Short exercise
Images do not belong in the copy. Retype all the entries below exactly.

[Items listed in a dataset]
********************

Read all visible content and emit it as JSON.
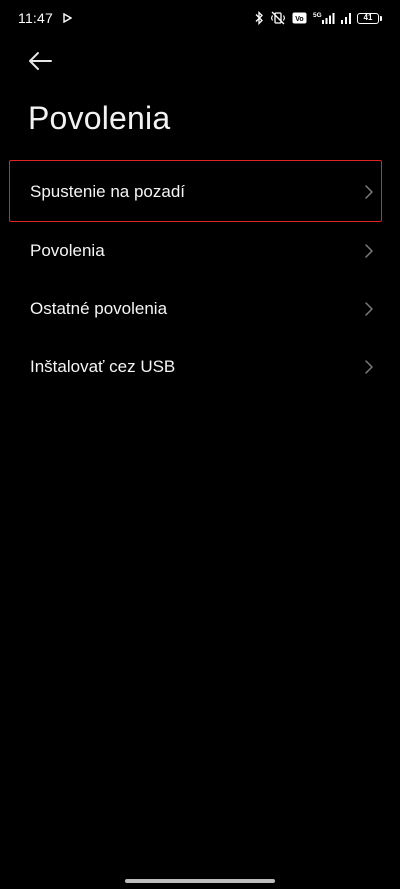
{
  "status_bar": {
    "time": "11:47",
    "battery_level": "41",
    "icons": [
      "play-icon",
      "bluetooth-icon",
      "vibrate-off-icon",
      "volte-icon",
      "5g-signal-icon",
      "signal-bars-icon",
      "battery-icon"
    ],
    "network_label": "5G",
    "volte_label": "Vo"
  },
  "header": {
    "back_icon": "arrow-left-icon",
    "title": "Povolenia"
  },
  "settings": {
    "items": [
      {
        "label": "Spustenie na pozadí",
        "highlighted": true
      },
      {
        "label": "Povolenia",
        "highlighted": false
      },
      {
        "label": "Ostatné povolenia",
        "highlighted": false
      },
      {
        "label": "Inštalovať cez USB",
        "highlighted": false
      }
    ]
  },
  "colors": {
    "background": "#000000",
    "text": "#f5f5f5",
    "chevron": "#7a7a7a",
    "highlight": "#e02424"
  }
}
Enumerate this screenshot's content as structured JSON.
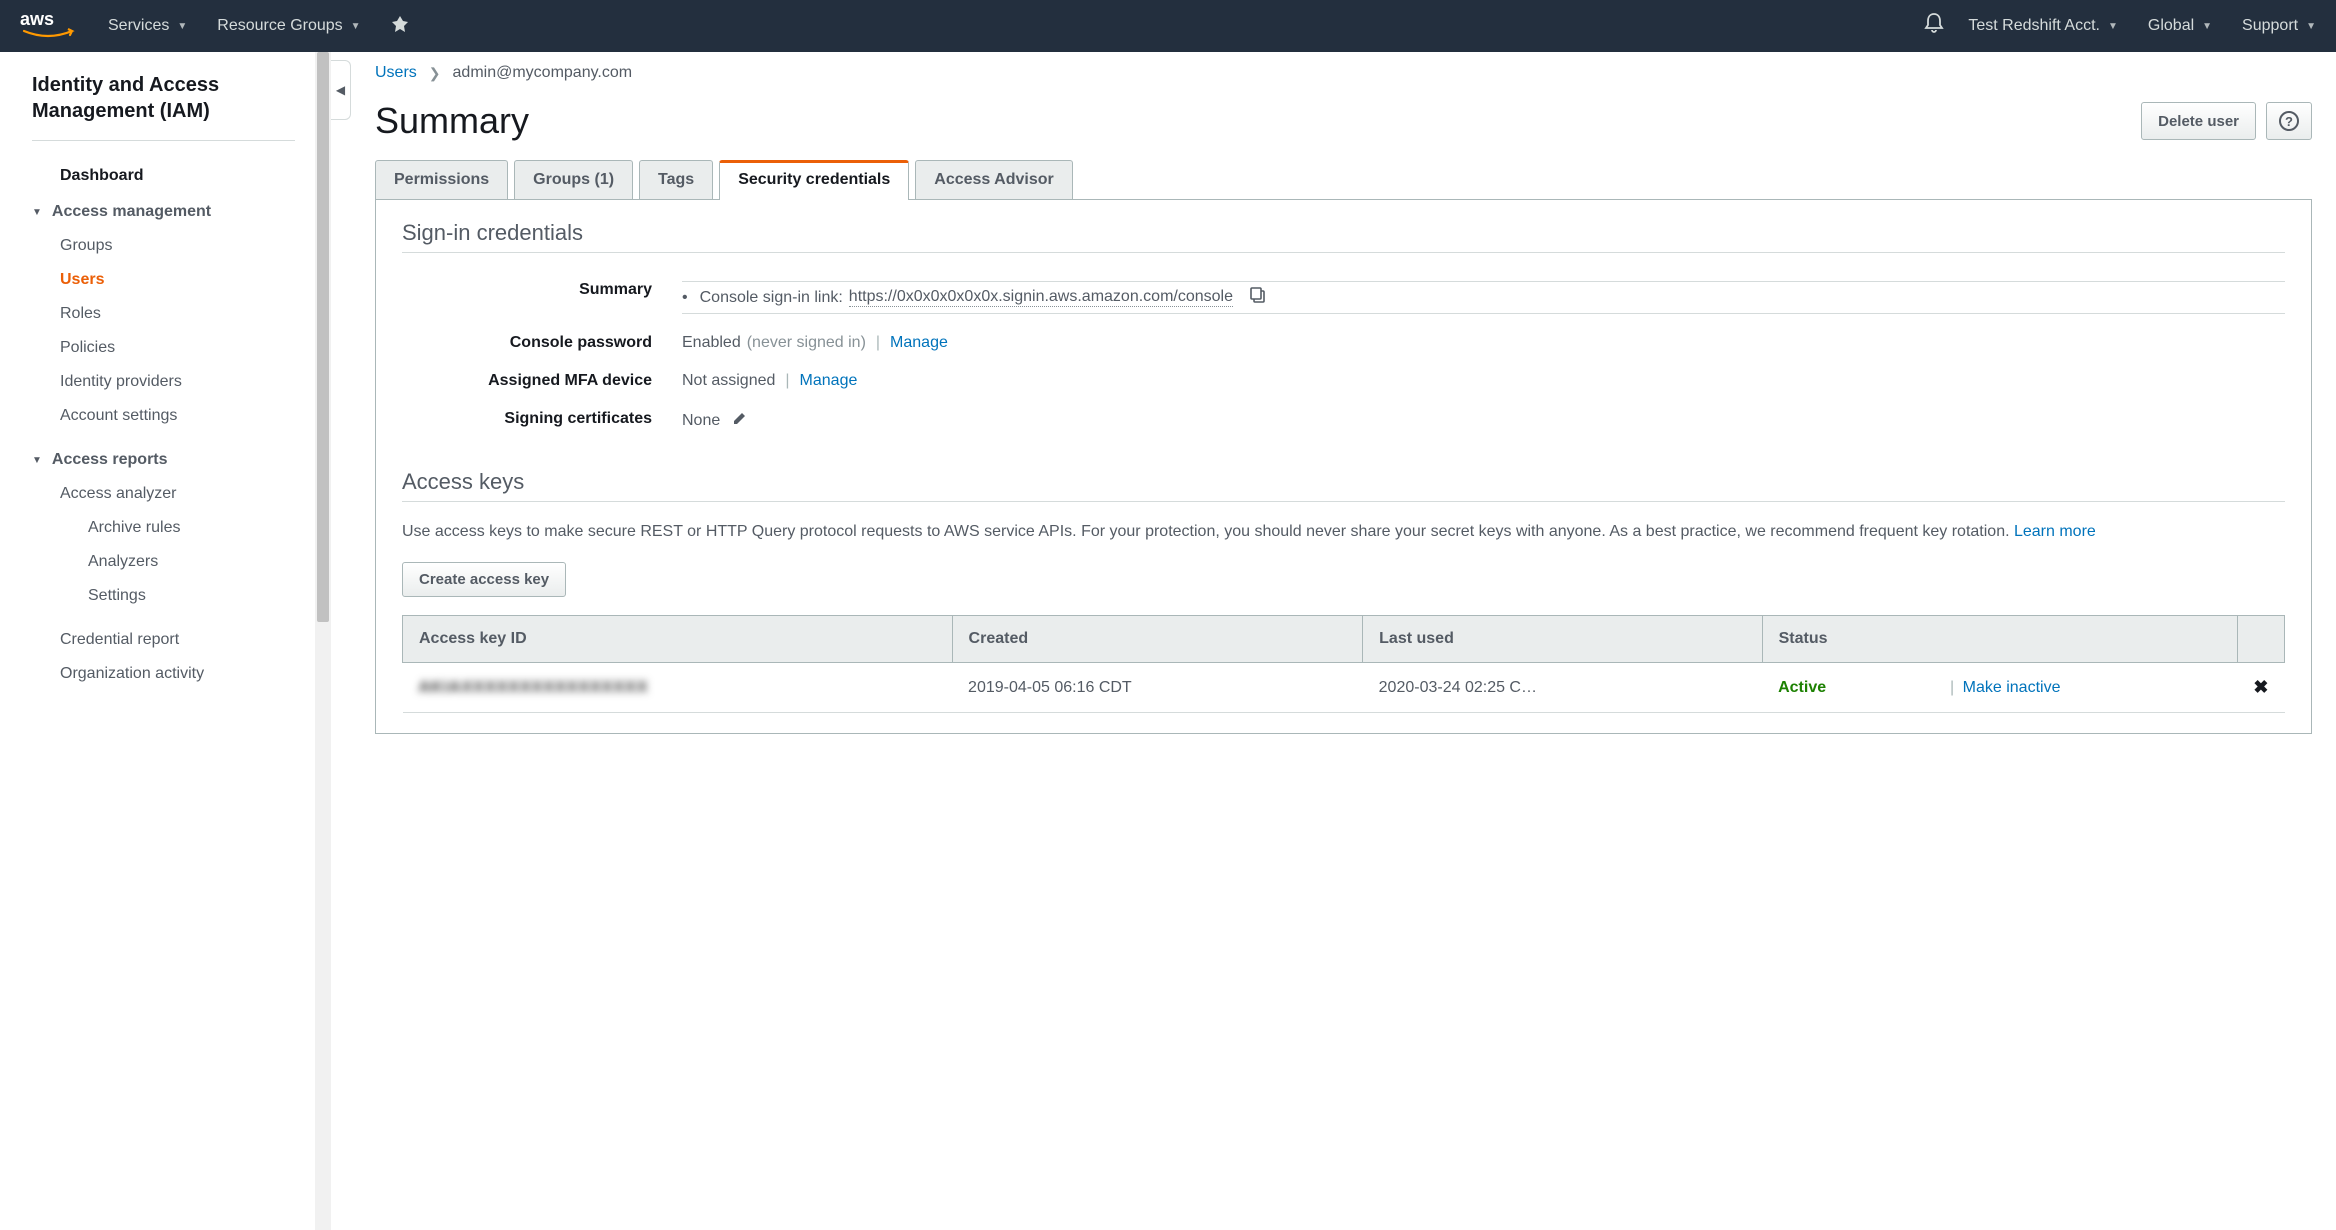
{
  "topnav": {
    "services": "Services",
    "resource_groups": "Resource Groups",
    "account": "Test Redshift Acct.",
    "region": "Global",
    "support": "Support"
  },
  "sidebar": {
    "title": "Identity and Access Management (IAM)",
    "dashboard": "Dashboard",
    "group_access_mgmt": "Access management",
    "items": {
      "groups": "Groups",
      "users": "Users",
      "roles": "Roles",
      "policies": "Policies",
      "identity_providers": "Identity providers",
      "account_settings": "Account settings"
    },
    "group_access_reports": "Access reports",
    "reports": {
      "access_analyzer": "Access analyzer",
      "archive_rules": "Archive rules",
      "analyzers": "Analyzers",
      "settings": "Settings",
      "credential_report": "Credential report",
      "organization_activity": "Organization activity"
    }
  },
  "breadcrumb": {
    "users": "Users",
    "current": "admin@mycompany.com"
  },
  "page": {
    "title": "Summary",
    "delete_user": "Delete user"
  },
  "tabs": {
    "permissions": "Permissions",
    "groups": "Groups (1)",
    "tags": "Tags",
    "security_credentials": "Security credentials",
    "access_advisor": "Access Advisor"
  },
  "signin": {
    "section_title": "Sign-in credentials",
    "summary_label": "Summary",
    "summary_text": "Console sign-in link:",
    "summary_link": "https://0x0x0x0x0x0x.signin.aws.amazon.com/console",
    "password_label": "Console password",
    "password_value": "Enabled",
    "password_note": "(never signed in)",
    "manage": "Manage",
    "mfa_label": "Assigned MFA device",
    "mfa_value": "Not assigned",
    "cert_label": "Signing certificates",
    "cert_value": "None"
  },
  "access_keys": {
    "section_title": "Access keys",
    "description": "Use access keys to make secure REST or HTTP Query protocol requests to AWS service APIs. For your protection, you should never share your secret keys with anyone. As a best practice, we recommend frequent key rotation. ",
    "learn_more": "Learn more",
    "create_btn": "Create access key",
    "columns": {
      "id": "Access key ID",
      "created": "Created",
      "last_used": "Last used",
      "status": "Status"
    },
    "rows": [
      {
        "id": "AKIAXXXXXXXXXXXXXXXX",
        "created": "2019-04-05 06:16 CDT",
        "last_used": "2020-03-24 02:25 C…",
        "status": "Active",
        "action": "Make inactive"
      }
    ]
  }
}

********************

Solution for this task
Read all visible content and emit it as JSON.
{
  "status_bar": {
    "time": "11:47",
    "battery_level": "41",
    "icons": [
      "play-icon",
      "bluetooth-icon",
      "vibrate-off-icon",
      "volte-icon",
      "5g-signal-icon",
      "signal-bars-icon",
      "battery-icon"
    ],
    "network_label": "5G",
    "volte_label": "Vo"
  },
  "header": {
    "back_icon": "arrow-left-icon",
    "title": "Povolenia"
  },
  "settings": {
    "items": [
      {
        "label": "Spustenie na pozadí",
        "highlighted": true
      },
      {
        "label": "Povolenia",
        "highlighted": false
      },
      {
        "label": "Ostatné povolenia",
        "highlighted": false
      },
      {
        "label": "Inštalovať cez USB",
        "highlighted": false
      }
    ]
  },
  "colors": {
    "background": "#000000",
    "text": "#f5f5f5",
    "chevron": "#7a7a7a",
    "highlight": "#e02424"
  }
}
Enumerate this screenshot's content as structured JSON.
{
  "topnav": {
    "services": "Services",
    "resource_groups": "Resource Groups",
    "account": "Test Redshift Acct.",
    "region": "Global",
    "support": "Support"
  },
  "sidebar": {
    "title": "Identity and Access Management (IAM)",
    "dashboard": "Dashboard",
    "group_access_mgmt": "Access management",
    "items": {
      "groups": "Groups",
      "users": "Users",
      "roles": "Roles",
      "policies": "Policies",
      "identity_providers": "Identity providers",
      "account_settings": "Account settings"
    },
    "group_access_reports": "Access reports",
    "reports": {
      "access_analyzer": "Access analyzer",
      "archive_rules": "Archive rules",
      "analyzers": "Analyzers",
      "settings": "Settings",
      "credential_report": "Credential report",
      "organization_activity": "Organization activity"
    }
  },
  "breadcrumb": {
    "users": "Users",
    "current": "admin@mycompany.com"
  },
  "page": {
    "title": "Summary",
    "delete_user": "Delete user"
  },
  "tabs": {
    "permissions": "Permissions",
    "groups": "Groups (1)",
    "tags": "Tags",
    "security_credentials": "Security credentials",
    "access_advisor": "Access Advisor"
  },
  "signin": {
    "section_title": "Sign-in credentials",
    "summary_label": "Summary",
    "summary_text": "Console sign-in link:",
    "summary_link": "https://0x0x0x0x0x0x.signin.aws.amazon.com/console",
    "password_label": "Console password",
    "password_value": "Enabled",
    "password_note": "(never signed in)",
    "manage": "Manage",
    "mfa_label": "Assigned MFA device",
    "mfa_value": "Not assigned",
    "cert_label": "Signing certificates",
    "cert_value": "None"
  },
  "access_keys": {
    "section_title": "Access keys",
    "description": "Use access keys to make secure REST or HTTP Query protocol requests to AWS service APIs. For your protection, you should never share your secret keys with anyone. As a best practice, we recommend frequent key rotation. ",
    "learn_more": "Learn more",
    "create_btn": "Create access key",
    "columns": {
      "id": "Access key ID",
      "created": "Created",
      "last_used": "Last used",
      "status": "Status"
    },
    "rows": [
      {
        "id": "AKIAXXXXXXXXXXXXXXXX",
        "created": "2019-04-05 06:16 CDT",
        "last_used": "2020-03-24 02:25 C…",
        "status": "Active",
        "action": "Make inactive"
      }
    ]
  }
}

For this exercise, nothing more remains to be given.